■ RECORD EXCERPTS ■

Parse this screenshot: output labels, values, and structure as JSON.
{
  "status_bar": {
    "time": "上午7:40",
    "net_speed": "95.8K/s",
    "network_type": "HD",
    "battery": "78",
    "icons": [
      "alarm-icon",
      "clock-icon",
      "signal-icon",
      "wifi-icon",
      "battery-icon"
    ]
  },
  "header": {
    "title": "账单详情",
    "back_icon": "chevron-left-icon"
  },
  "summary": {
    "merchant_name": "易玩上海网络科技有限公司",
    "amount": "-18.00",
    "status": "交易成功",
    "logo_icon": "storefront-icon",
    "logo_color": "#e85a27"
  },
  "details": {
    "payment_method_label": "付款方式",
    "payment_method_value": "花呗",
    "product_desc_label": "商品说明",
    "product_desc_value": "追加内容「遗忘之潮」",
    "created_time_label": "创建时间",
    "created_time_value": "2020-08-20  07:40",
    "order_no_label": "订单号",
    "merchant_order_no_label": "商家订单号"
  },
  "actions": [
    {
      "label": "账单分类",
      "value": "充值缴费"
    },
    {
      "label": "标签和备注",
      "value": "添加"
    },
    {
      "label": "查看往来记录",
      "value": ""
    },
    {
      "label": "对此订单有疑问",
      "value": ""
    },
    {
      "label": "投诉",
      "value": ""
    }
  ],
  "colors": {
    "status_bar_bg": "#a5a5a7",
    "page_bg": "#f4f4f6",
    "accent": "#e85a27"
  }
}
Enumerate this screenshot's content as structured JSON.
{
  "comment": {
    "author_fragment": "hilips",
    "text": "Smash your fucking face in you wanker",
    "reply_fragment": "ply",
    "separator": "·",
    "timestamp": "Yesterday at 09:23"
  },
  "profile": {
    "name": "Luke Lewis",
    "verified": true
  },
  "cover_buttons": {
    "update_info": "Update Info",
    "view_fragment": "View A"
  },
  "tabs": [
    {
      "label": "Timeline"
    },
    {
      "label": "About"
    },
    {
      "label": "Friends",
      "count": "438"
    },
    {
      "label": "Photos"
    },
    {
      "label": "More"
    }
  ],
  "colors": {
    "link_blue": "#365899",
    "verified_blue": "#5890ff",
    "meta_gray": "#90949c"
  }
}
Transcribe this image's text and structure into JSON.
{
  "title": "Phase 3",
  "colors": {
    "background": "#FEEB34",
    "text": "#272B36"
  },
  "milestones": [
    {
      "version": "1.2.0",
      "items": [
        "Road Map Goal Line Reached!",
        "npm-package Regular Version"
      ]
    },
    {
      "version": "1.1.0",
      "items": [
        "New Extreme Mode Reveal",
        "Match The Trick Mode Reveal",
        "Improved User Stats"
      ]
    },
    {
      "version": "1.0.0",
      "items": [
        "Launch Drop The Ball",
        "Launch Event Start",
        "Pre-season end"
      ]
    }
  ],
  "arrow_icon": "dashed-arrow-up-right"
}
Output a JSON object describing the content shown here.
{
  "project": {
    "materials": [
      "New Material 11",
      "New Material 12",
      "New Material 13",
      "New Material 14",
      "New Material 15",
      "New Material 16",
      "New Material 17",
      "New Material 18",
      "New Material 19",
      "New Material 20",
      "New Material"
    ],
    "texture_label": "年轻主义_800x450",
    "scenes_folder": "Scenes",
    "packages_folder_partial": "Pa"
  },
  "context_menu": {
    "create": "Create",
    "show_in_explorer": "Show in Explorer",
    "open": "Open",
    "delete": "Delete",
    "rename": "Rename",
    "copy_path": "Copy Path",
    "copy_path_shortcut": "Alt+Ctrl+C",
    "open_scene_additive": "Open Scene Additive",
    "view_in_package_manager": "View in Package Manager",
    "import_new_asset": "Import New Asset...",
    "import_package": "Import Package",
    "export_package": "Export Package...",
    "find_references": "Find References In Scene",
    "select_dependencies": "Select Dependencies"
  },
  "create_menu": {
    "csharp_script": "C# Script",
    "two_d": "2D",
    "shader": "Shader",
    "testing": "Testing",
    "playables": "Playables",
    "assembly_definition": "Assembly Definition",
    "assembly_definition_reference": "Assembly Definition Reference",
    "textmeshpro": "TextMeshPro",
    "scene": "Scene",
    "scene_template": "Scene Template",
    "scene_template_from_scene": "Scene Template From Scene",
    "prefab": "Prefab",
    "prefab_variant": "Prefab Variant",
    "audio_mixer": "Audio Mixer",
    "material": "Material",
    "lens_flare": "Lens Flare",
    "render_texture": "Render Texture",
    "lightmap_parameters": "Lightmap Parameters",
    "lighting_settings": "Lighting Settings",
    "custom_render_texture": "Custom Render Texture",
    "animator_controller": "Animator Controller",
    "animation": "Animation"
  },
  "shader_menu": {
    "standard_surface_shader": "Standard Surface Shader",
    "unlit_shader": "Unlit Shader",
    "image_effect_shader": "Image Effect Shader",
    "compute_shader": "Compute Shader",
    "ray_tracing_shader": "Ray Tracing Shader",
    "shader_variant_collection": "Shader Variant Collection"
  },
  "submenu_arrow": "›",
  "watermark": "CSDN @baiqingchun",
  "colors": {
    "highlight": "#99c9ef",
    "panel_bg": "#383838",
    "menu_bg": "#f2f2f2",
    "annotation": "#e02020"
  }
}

■ GIVEN EXERCISE ■
Select, from the listing, all lines that include the word "Template".

■ RESULT BELOW ■
    "scene_template": "Scene Template",
    "scene_template_from_scene": "Scene Template From Scene",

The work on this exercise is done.